◆ **SET PROBLEM**: List all lines of the data containing the word "text".

◆ **INFORMATION PROVIDED**:
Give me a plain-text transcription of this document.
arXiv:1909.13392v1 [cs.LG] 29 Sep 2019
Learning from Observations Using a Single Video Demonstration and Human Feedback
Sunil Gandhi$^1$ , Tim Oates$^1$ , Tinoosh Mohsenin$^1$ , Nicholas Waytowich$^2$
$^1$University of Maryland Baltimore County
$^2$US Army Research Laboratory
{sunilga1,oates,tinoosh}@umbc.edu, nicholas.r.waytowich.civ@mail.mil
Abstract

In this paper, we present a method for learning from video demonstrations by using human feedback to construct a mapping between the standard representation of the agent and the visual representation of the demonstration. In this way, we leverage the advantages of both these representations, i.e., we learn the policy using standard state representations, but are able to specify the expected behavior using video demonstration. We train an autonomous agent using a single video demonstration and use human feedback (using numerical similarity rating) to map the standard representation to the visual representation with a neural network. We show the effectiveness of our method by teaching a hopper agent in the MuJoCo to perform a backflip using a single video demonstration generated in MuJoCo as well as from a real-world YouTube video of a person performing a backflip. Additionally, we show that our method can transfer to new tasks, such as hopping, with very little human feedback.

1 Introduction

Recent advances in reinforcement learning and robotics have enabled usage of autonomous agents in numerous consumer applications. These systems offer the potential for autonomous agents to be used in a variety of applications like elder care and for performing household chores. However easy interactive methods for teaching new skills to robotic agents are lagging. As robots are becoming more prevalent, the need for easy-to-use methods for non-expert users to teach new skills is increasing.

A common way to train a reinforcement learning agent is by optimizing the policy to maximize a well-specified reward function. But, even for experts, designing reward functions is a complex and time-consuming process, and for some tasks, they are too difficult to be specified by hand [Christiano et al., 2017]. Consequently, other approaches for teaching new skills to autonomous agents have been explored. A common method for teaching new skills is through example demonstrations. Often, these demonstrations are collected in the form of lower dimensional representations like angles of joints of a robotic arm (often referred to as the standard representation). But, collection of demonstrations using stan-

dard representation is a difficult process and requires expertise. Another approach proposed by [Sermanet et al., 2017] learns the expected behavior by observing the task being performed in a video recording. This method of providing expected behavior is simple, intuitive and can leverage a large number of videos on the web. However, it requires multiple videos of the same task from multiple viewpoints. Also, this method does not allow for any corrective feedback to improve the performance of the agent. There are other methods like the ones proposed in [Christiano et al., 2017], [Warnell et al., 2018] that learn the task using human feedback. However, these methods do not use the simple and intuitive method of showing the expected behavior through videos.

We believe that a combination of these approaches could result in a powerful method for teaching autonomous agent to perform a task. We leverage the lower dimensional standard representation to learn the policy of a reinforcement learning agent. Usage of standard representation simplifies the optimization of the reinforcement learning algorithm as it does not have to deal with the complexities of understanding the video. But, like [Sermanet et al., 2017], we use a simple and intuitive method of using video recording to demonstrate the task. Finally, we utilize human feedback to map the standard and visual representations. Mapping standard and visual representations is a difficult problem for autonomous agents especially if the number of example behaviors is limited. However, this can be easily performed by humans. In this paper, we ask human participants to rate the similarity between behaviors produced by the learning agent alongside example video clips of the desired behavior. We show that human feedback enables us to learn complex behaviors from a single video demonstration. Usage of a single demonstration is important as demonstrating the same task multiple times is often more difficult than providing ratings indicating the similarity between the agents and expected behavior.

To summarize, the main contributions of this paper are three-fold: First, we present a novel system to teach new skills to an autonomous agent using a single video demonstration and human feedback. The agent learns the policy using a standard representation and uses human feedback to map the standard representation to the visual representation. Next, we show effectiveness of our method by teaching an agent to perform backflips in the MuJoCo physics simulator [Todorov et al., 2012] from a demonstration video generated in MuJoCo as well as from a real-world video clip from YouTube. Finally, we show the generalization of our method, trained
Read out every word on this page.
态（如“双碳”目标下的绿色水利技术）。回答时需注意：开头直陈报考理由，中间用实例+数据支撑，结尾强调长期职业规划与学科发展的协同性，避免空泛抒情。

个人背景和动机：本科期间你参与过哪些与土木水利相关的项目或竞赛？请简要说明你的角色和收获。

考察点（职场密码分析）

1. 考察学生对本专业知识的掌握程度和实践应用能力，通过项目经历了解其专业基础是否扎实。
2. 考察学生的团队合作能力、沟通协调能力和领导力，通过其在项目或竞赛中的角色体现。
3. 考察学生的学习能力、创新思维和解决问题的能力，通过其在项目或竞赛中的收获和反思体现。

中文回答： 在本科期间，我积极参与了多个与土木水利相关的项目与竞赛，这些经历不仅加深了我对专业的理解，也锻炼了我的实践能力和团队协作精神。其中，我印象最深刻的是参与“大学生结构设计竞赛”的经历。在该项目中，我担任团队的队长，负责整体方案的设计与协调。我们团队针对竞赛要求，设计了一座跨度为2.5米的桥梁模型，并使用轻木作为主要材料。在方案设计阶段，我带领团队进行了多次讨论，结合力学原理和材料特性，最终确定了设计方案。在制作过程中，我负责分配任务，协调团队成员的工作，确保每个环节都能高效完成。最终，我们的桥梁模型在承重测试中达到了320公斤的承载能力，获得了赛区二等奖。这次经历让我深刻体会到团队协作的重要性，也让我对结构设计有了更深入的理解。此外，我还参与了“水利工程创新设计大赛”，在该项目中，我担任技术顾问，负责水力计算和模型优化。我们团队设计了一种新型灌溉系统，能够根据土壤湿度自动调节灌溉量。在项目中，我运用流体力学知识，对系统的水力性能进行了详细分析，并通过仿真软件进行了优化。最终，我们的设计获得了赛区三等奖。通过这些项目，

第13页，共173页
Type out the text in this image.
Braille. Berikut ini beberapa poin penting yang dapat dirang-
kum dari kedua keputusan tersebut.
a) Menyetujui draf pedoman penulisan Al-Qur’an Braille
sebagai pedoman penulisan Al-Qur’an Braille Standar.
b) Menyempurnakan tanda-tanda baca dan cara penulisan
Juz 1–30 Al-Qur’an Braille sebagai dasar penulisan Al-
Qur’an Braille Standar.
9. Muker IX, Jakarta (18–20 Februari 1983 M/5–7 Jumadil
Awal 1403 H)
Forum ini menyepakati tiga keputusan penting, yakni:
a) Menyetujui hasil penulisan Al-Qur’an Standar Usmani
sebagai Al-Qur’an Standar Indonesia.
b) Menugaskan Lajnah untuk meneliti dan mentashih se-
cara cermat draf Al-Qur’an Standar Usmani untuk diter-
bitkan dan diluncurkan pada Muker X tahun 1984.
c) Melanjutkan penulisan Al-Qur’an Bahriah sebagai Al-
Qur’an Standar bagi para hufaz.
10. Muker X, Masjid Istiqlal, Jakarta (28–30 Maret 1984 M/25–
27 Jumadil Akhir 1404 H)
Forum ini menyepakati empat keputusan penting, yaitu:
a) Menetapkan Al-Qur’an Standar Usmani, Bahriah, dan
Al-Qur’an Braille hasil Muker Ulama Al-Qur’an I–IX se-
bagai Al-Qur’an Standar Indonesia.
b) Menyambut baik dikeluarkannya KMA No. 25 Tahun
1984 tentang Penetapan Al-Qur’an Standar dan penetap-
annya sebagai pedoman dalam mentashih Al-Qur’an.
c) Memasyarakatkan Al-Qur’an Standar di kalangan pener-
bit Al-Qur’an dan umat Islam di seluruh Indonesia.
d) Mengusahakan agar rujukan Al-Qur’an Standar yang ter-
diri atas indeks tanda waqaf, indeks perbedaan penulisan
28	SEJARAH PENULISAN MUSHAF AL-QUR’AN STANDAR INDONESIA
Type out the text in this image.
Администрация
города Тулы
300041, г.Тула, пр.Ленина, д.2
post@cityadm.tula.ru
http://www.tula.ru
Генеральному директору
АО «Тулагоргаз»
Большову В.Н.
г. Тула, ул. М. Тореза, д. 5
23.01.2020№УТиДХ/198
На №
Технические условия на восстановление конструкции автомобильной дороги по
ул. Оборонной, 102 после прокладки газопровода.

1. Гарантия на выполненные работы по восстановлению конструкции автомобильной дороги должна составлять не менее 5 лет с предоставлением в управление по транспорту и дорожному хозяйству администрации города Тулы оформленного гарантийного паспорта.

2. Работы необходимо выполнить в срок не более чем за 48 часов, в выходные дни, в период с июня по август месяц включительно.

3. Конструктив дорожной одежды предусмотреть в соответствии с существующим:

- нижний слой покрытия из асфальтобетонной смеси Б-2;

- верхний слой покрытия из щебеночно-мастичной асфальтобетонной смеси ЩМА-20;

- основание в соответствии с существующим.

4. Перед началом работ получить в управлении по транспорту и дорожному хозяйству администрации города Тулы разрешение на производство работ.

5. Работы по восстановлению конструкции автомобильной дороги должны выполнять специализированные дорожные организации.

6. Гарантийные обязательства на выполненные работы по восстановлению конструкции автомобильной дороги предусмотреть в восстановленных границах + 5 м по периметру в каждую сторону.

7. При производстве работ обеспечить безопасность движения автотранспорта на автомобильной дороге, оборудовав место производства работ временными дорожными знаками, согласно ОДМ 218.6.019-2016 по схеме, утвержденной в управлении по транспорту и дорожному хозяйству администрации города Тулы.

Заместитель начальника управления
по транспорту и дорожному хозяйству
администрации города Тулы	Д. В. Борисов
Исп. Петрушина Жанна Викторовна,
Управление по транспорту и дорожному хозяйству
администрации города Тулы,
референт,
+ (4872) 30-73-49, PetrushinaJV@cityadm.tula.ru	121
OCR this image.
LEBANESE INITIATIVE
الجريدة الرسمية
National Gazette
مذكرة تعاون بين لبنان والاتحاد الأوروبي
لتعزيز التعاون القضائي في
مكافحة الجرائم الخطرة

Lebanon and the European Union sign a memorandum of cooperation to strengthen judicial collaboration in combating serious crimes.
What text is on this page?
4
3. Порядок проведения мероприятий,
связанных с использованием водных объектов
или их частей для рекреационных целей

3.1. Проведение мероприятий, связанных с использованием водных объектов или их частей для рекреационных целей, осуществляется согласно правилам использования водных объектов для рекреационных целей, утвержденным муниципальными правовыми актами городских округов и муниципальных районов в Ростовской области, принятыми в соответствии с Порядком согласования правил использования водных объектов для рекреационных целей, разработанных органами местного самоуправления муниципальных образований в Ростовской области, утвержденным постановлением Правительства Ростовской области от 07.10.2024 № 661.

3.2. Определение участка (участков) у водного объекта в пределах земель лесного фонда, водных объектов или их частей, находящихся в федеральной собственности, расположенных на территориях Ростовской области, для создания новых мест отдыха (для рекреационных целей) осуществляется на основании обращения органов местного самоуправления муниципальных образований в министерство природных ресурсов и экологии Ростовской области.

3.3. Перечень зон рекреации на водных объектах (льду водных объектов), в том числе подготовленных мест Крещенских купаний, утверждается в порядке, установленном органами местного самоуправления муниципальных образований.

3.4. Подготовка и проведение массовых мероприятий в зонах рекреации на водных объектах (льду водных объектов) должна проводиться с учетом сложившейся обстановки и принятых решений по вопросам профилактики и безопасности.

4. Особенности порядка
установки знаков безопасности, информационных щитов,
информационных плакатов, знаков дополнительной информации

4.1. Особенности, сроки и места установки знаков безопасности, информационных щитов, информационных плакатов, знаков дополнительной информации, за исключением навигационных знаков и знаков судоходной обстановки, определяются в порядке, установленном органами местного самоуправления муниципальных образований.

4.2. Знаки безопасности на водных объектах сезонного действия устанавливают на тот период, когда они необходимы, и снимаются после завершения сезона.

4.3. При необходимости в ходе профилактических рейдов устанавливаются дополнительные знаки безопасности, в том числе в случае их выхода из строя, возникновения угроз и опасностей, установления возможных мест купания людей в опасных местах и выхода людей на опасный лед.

◆ **SOLUTION FOR THIS EXERCISE**:
Give me a plain-text transcription of this document.
Type out the text in this image.
Type out the text in this image.
What text is on this page?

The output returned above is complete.